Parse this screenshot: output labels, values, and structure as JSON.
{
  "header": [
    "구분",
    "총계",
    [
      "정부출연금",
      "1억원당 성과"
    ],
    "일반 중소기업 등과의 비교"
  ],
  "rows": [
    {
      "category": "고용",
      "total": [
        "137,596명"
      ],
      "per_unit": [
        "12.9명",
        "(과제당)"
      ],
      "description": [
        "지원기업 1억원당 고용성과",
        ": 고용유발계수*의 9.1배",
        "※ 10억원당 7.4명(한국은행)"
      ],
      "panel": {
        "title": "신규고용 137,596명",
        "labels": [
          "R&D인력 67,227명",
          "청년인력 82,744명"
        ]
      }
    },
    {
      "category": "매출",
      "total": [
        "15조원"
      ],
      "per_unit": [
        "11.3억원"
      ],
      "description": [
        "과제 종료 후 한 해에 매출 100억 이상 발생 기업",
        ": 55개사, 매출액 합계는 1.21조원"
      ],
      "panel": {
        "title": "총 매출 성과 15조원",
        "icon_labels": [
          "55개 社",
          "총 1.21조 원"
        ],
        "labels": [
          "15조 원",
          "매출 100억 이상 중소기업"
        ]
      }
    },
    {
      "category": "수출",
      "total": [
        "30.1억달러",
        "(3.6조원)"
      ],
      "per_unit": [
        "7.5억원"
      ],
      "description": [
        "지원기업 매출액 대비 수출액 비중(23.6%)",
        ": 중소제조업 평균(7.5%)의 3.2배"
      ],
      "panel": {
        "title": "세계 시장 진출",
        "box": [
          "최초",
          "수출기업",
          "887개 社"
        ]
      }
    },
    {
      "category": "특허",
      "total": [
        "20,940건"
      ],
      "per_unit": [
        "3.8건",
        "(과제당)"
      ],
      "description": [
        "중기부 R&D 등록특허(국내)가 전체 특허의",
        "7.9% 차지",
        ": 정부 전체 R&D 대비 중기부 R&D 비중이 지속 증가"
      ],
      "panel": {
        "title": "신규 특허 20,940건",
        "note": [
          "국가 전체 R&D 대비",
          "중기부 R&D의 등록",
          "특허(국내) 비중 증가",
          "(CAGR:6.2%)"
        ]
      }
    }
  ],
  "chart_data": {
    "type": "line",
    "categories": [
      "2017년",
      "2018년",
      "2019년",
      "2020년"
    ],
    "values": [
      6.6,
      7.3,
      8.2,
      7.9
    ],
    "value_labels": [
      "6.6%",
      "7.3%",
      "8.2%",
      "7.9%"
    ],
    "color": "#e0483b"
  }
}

• • • • •

GIVEN TASK
The data above must be returned in full, exactly as written.

EXERCISE OUTPUT
Parse this screenshot: output labels, values, and structure as JSON.
{
  "header": [
    "구분",
    "총계",
    [
      "정부출연금",
      "1억원당 성과"
    ],
    "일반 중소기업 등과의 비교"
  ],
  "rows": [
    {
      "category": "고용",
      "total": [
        "137,596명"
      ],
      "per_unit": [
        "12.9명",
        "(과제당)"
      ],
      "description": [
        "지원기업 1억원당 고용성과",
        ": 고용유발계수*의 9.1배",
        "※ 10억원당 7.4명(한국은행)"
      ],
      "panel": {
        "title": "신규고용 137,596명",
        "labels": [
          "R&D인력 67,227명",
          "청년인력 82,744명"
        ]
      }
    },
    {
      "category": "매출",
      "total": [
        "15조원"
      ],
      "per_unit": [
        "11.3억원"
      ],
      "description": [
        "과제 종료 후 한 해에 매출 100억 이상 발생 기업",
        ": 55개사, 매출액 합계는 1.21조원"
      ],
      "panel": {
        "title": "총 매출 성과 15조원",
        "icon_labels": [
          "55개 社",
          "총 1.21조 원"
        ],
        "labels": [
          "15조 원",
          "매출 100억 이상 중소기업"
        ]
      }
    },
    {
      "category": "수출",
      "total": [
        "30.1억달러",
        "(3.6조원)"
      ],
      "per_unit": [
        "7.5억원"
      ],
      "description": [
        "지원기업 매출액 대비 수출액 비중(23.6%)",
        ": 중소제조업 평균(7.5%)의 3.2배"
      ],
      "panel": {
        "title": "세계 시장 진출",
        "box": [
          "최초",
          "수출기업",
          "887개 社"
        ]
      }
    },
    {
      "category": "특허",
      "total": [
        "20,940건"
      ],
      "per_unit": [
        "3.8건",
        "(과제당)"
      ],
      "description": [
        "중기부 R&D 등록특허(국내)가 전체 특허의",
        "7.9% 차지",
        ": 정부 전체 R&D 대비 중기부 R&D 비중이 지속 증가"
      ],
      "panel": {
        "title": "신규 특허 20,940건",
        "note": [
          "국가 전체 R&D 대비",
          "중기부 R&D의 등록",
          "특허(국내) 비중 증가",
          "(CAGR:6.2%)"
        ]
      }
    }
  ],
  "chart_data": {
    "type": "line",
    "categories": [
      "2017년",
      "2018년",
      "2019년",
      "2020년"
    ],
    "values": [
      6.6,
      7.3,
      8.2,
      7.9
    ],
    "value_labels": [
      "6.6%",
      "7.3%",
      "8.2%",
      "7.9%"
    ],
    "color": "#e0483b"
  }
}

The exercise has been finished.